======== Dataset entries ========
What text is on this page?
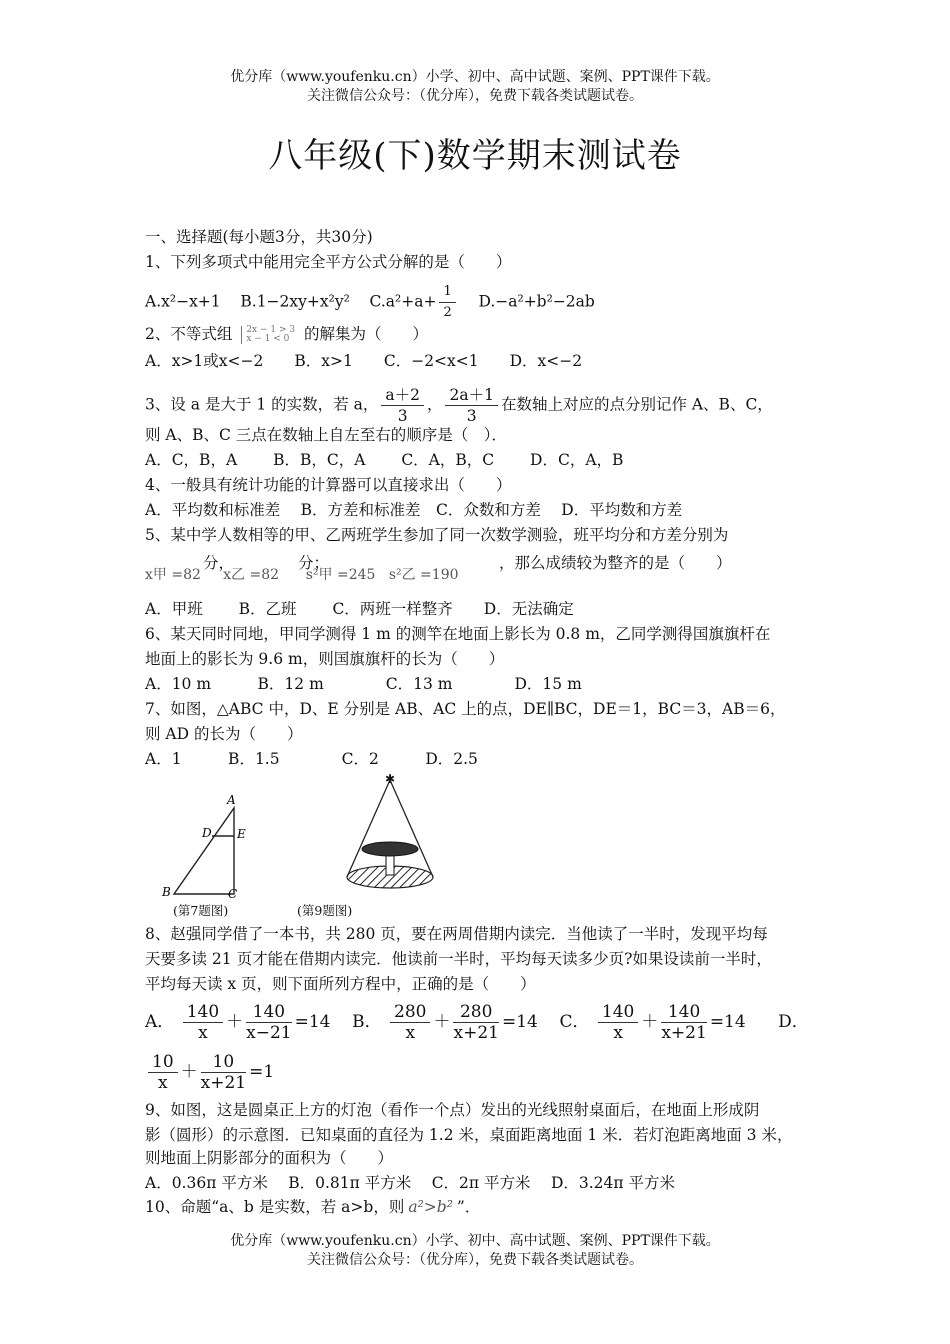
优分库（www.youfenku.cn）小学、初中、高中试题、案例、PPT课件下载。
关注微信公众号：（优分库），免费下载各类试题试卷。
八年级(下)数学期末测试卷
一、选择题(每小题3分，共30分)
1、下列多项式中能用完全平方公式分解的是（　　）
A.x²−x+1 B.1−2xy+x²y² $C.a^2+a+ \frac{1}{2} D.-a^2+b^2-2ab$
2、不等式组 2x − 1 > 3
x − 1 < 0 的解集为（　　）
A．x>1或x<−2　　B．x>1　　C．−2<x<1　　D．x<−2
3、设 a 是大于 1 的实数，若 a， $\frac{a+2}{3}$ ， $\frac{2a+1}{3}$ 在数轴上对应的点分别记作 A、B、C，
则 A、B、C 三点在数轴上自左至右的顺序是（　）．
A．C，B，A　　 B．B，C，A　　 C．A，B，C　　 D．C，A，B
4、一般具有统计功能的计算器可以直接求出（　　）
A．平均数和标准差　 B．方差和标准差　C．众数和方差　 D．平均数和方差
5、某中学人数相等的甲、乙两班学生参加了同一次数学测验，班平均分和方差分别为
分，	分；	，那么成绩较为整齐的是（　　）
x甲 =82 x乙 =82 s²甲 =245 s²乙 =190
A．甲班　　 B．乙班　　 C．两班一样整齐　　D．无法确定
6、某天同时同地，甲同学测得 1 m 的测竿在地面上影长为 0.8 m，乙同学测得国旗旗杆在
地面上的影长为 9.6 m，则国旗旗杆的长为（　　）
A．10 m　　　B．12 m　　　　C．13 m　　　　D．15 m
7、如图，△ABC 中，D、E 分别是 AB、AC 上的点，DE∥BC，DE＝1，BC＝3，AB＝6，
则 AD 的长为（　　）
A．1　　　B．1.5　　　　C．2　　　D．2.5
A
D E
B	C
(第7题图)
✱
(第9题图)
8、赵强同学借了一本书，共 280 页，要在两周借期内读完．当他读了一半时，发现平均每
天要多读 21 页才能在借期内读完．他读前一半时，平均每天读多少页?如果设读前一半时，
平均每天读 x 页，则下面所列方程中，正确的是（　　）
A． $\frac{140}{x} + \frac{140}{x-21} =14$ B． $\frac{280}{x} + \frac{280}{x+21} =14$ C． $\frac{140}{x} + \frac{140}{x+21} =14$ D．
$\frac{10}{x} + \frac{10}{x+21} =1$
9、如图，这是圆桌正上方的灯泡（看作一个点）发出的光线照射桌面后，在地面上形成阴
影（圆形）的示意图．已知桌面的直径为 1.2 米，桌面距离地面 1 米．若灯泡距离地面 3 米，
则地面上阴影部分的面积为（　　）
A．0.36π 平方米　 B．0.81π 平方米　 C．2π 平方米　 D．3.24π 平方米
10、命题“a、b 是实数，若 a>b，则 a²>b² ”．
优分库（www.youfenku.cn）小学、初中、高中试题、案例、PPT课件下载。
关注微信公众号：（优分库），免费下载各类试题试卷。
========
■ Written problem
Print each line of the material above exactly, with the pictures removed from your copy.

■ In response
What text is on this page?
优分库（www.youfenku.cn）小学、初中、高中试题、案例、PPT课件下载。
关注微信公众号：（优分库），免费下载各类试题试卷。
八年级(下)数学期末测试卷
一、选择题(每小题3分，共30分)
1、下列多项式中能用完全平方公式分解的是（　　）
A.x²−x+1 B.1−2xy+x²y² $C.a^2+a+ \frac{1}{2} D.-a^2+b^2-2ab$
2、不等式组 2x − 1 > 3
x − 1 < 0 的解集为（　　）
A．x>1或x<−2　　B．x>1　　C．−2<x<1　　D．x<−2
3、设 a 是大于 1 的实数，若 a， $\frac{a+2}{3}$ ， $\frac{2a+1}{3}$ 在数轴上对应的点分别记作 A、B、C，
则 A、B、C 三点在数轴上自左至右的顺序是（　）．
A．C，B，A　　 B．B，C，A　　 C．A，B，C　　 D．C，A，B
4、一般具有统计功能的计算器可以直接求出（　　）
A．平均数和标准差　 B．方差和标准差　C．众数和方差　 D．平均数和方差
5、某中学人数相等的甲、乙两班学生参加了同一次数学测验，班平均分和方差分别为
分，	分；	，那么成绩较为整齐的是（　　）
x甲 =82 x乙 =82 s²甲 =245 s²乙 =190
A．甲班　　 B．乙班　　 C．两班一样整齐　　D．无法确定
6、某天同时同地，甲同学测得 1 m 的测竿在地面上影长为 0.8 m，乙同学测得国旗旗杆在
地面上的影长为 9.6 m，则国旗旗杆的长为（　　）
A．10 m　　　B．12 m　　　　C．13 m　　　　D．15 m
7、如图，△ABC 中，D、E 分别是 AB、AC 上的点，DE∥BC，DE＝1，BC＝3，AB＝6，
则 AD 的长为（　　）
A．1　　　B．1.5　　　　C．2　　　D．2.5
A
D E
B	C
(第7题图)
✱
(第9题图)
8、赵强同学借了一本书，共 280 页，要在两周借期内读完．当他读了一半时，发现平均每
天要多读 21 页才能在借期内读完．他读前一半时，平均每天读多少页?如果设读前一半时，
平均每天读 x 页，则下面所列方程中，正确的是（　　）
A． $\frac{140}{x} + \frac{140}{x-21} =14$ B． $\frac{280}{x} + \frac{280}{x+21} =14$ C． $\frac{140}{x} + \frac{140}{x+21} =14$ D．
$\frac{10}{x} + \frac{10}{x+21} =1$
9、如图，这是圆桌正上方的灯泡（看作一个点）发出的光线照射桌面后，在地面上形成阴
影（圆形）的示意图．已知桌面的直径为 1.2 米，桌面距离地面 1 米．若灯泡距离地面 3 米，
则地面上阴影部分的面积为（　　）
A．0.36π 平方米　 B．0.81π 平方米　 C．2π 平方米　 D．3.24π 平方米
10、命题“a、b 是实数，若 a>b，则 a²>b² ”．
优分库（www.youfenku.cn）小学、初中、高中试题、案例、PPT课件下载。
关注微信公众号：（优分库），免费下载各类试题试卷。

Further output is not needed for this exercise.